> [TO BE DONE]:
Copy out each line of the data that holds the word "放低自己的位置".

A block of data:
○ ○ ○ ○ ○ ○ ○

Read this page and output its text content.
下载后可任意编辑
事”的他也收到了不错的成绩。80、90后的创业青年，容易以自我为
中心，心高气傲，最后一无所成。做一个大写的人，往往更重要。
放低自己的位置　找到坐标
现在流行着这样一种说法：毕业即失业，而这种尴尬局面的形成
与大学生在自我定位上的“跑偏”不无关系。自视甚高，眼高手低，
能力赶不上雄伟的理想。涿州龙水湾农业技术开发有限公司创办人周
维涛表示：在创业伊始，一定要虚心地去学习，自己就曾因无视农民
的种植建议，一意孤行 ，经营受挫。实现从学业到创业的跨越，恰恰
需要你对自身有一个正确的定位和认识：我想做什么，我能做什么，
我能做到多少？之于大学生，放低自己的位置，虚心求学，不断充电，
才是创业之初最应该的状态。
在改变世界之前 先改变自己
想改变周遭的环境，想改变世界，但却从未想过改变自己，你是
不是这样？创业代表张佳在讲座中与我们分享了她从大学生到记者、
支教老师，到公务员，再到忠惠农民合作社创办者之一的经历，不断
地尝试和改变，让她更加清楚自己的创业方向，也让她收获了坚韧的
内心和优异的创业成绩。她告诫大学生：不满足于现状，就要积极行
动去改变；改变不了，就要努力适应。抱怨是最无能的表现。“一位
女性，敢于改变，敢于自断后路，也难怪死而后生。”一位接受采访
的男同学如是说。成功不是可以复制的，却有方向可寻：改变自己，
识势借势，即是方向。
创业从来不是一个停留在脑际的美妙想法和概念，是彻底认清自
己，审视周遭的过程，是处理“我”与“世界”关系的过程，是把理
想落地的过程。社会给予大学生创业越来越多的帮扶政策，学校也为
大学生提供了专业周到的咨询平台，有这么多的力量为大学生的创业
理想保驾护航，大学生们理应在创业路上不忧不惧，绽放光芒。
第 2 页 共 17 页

○ ○ ○ ○ ○ ○ ○

> [FINISHED ANSWER]:
放低自己的位置　找到坐标
我能做到多少？之于大学生，放低自己的位置，虚心求学，不断充电，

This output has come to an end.